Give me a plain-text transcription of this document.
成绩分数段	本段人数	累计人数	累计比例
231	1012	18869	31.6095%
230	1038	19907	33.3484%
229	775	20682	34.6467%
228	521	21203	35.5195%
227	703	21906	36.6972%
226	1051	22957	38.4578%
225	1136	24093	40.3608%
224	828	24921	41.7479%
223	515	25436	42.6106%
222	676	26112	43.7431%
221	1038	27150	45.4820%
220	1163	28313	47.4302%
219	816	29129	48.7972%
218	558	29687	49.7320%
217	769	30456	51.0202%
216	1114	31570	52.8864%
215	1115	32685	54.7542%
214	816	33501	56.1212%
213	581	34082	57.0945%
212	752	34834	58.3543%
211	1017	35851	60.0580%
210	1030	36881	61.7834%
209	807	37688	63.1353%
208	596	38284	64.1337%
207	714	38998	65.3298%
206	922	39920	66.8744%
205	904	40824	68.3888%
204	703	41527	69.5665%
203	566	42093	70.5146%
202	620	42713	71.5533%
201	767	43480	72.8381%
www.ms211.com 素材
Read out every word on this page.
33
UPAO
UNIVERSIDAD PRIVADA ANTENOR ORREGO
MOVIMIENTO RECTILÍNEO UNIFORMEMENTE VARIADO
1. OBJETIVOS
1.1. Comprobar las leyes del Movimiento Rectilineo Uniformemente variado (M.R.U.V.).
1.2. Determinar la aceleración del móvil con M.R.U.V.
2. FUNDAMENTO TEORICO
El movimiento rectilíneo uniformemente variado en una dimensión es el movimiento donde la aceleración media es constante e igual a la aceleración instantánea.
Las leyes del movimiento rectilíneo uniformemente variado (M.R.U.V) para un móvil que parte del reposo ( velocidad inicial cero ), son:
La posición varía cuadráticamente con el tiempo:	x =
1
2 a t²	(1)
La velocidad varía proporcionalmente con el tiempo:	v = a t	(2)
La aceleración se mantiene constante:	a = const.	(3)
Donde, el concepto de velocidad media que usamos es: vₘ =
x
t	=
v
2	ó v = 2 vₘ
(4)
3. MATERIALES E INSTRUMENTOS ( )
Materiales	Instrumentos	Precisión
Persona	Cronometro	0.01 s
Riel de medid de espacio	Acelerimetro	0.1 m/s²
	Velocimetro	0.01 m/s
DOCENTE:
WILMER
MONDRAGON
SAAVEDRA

Challenge:
Search the preceding listing for "leyes" and extract every line where it is found.

Solution for this task:
1.1. Comprobar las leyes del Movimiento Rectilineo Uniformemente variado (M.R.U.V.).
Las leyes del movimiento rectilíneo uniformemente variado (M.R.U.V) para un móvil que parte del reposo ( velocidad inicial cero ), son:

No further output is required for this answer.